> Do this:
Collect each line holding the string "title".

> Record list:
========

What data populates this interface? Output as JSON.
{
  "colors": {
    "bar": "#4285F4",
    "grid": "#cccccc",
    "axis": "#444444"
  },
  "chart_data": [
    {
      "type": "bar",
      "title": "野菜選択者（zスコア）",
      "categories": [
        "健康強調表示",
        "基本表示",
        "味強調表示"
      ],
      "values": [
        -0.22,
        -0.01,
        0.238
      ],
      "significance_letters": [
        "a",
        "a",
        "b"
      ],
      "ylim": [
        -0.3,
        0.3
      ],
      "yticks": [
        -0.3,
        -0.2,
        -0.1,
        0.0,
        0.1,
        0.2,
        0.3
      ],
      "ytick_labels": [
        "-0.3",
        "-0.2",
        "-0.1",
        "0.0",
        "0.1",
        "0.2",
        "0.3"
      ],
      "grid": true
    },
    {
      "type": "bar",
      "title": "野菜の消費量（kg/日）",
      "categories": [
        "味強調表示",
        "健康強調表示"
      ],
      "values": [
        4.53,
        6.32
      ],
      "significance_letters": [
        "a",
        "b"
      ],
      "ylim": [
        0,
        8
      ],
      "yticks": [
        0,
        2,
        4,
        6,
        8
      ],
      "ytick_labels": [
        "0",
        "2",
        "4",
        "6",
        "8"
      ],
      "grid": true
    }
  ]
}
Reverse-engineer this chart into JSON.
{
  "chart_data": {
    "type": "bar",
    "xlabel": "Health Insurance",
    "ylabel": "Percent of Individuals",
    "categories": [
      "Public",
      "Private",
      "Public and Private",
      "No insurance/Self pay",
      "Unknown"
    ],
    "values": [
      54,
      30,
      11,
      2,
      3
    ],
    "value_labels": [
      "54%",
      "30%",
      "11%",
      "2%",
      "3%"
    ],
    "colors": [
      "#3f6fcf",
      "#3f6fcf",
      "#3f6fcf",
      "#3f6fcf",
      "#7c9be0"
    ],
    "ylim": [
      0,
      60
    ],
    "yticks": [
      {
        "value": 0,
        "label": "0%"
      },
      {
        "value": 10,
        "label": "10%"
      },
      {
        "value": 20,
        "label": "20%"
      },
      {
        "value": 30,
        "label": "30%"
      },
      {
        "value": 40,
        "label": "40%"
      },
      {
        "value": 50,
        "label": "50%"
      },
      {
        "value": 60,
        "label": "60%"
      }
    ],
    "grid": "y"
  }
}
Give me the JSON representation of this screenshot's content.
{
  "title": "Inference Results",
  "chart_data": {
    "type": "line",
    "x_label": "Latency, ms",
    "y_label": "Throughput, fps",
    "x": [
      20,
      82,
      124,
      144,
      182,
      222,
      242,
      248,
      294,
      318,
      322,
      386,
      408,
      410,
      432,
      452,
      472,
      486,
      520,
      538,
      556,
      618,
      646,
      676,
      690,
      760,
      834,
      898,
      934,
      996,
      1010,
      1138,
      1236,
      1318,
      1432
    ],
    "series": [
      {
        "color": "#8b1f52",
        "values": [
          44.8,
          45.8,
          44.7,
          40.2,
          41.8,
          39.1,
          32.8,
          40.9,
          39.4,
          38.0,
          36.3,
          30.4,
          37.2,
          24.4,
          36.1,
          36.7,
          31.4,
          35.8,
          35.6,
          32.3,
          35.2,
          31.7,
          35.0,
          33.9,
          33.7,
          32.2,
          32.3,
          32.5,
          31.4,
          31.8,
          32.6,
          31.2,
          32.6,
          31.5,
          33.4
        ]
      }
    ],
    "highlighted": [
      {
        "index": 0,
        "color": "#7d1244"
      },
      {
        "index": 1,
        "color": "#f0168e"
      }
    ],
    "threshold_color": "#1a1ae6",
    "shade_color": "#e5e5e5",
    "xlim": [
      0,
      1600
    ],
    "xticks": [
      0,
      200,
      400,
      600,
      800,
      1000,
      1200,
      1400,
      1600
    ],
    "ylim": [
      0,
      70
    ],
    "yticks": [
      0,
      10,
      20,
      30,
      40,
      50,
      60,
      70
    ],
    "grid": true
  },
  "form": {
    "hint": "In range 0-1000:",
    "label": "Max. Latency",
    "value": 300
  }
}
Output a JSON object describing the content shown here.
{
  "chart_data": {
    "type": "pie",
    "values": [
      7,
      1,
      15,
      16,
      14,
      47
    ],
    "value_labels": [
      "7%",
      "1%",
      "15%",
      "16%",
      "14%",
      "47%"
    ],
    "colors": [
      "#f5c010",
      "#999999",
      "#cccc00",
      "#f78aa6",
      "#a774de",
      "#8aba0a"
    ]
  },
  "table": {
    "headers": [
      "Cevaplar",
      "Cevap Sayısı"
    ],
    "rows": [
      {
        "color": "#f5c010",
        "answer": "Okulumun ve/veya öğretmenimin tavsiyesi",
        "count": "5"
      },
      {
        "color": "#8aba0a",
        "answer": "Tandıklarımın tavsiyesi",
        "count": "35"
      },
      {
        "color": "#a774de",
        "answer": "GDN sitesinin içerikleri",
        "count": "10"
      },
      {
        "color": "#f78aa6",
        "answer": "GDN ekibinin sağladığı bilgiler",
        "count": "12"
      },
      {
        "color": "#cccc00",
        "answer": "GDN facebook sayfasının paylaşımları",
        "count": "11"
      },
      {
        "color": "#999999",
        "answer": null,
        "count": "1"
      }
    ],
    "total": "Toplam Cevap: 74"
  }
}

========

> The completed task:
      "title": "野菜選択者（zスコア）",
      "title": "野菜の消費量（kg/日）",
  "title": "Inference Results",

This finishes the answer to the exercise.